Problem statement >>
Which lines hold the word "this"? Show each of them.

## Begin Supplied material

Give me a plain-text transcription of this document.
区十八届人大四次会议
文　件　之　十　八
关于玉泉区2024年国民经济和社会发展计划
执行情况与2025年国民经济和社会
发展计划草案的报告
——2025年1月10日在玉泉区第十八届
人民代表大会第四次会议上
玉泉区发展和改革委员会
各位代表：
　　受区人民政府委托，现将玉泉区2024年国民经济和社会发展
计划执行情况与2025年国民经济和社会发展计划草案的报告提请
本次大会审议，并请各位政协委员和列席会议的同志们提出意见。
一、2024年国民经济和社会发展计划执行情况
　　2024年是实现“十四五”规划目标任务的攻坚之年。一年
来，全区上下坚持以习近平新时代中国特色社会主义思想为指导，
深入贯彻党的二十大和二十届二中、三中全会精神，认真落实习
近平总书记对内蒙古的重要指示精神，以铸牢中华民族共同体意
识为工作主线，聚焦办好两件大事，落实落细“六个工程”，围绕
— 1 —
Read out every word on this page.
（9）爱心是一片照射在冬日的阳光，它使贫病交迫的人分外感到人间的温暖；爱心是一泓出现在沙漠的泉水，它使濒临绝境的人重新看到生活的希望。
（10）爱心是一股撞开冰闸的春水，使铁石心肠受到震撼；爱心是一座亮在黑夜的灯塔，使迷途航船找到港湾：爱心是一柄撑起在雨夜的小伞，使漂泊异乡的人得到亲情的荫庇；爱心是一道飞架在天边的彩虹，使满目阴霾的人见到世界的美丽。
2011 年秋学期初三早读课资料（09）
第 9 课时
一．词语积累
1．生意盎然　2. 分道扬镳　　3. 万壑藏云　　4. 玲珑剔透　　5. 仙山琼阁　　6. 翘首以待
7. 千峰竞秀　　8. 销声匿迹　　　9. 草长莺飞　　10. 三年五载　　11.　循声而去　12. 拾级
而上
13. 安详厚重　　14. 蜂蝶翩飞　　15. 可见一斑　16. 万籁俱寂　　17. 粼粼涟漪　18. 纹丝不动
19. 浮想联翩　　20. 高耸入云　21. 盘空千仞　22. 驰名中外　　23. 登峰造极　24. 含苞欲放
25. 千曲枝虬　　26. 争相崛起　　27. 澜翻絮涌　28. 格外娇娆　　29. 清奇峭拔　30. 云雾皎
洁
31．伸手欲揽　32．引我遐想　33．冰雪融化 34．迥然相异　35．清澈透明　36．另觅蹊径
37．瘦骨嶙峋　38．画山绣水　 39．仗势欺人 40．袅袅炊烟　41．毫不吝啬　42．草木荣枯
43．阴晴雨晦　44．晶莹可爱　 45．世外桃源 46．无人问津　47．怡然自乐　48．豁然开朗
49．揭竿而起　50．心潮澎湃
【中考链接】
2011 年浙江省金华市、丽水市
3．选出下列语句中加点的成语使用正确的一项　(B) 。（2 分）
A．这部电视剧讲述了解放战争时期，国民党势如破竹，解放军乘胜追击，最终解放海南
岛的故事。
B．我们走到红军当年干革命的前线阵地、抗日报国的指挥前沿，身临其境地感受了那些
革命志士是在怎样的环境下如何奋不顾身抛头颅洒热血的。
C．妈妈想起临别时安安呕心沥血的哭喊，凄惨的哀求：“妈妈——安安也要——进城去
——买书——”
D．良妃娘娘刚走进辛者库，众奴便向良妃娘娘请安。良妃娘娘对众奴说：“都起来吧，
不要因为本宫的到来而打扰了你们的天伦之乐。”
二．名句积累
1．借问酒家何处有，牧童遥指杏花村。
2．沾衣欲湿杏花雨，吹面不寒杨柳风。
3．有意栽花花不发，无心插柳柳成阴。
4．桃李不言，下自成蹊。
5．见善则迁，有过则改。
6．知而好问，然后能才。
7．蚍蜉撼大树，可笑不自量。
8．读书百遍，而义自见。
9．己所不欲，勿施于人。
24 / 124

## End Supplied material

Exercise output >>
Give me a plain-text transcription of this document.
Read out every word on this page.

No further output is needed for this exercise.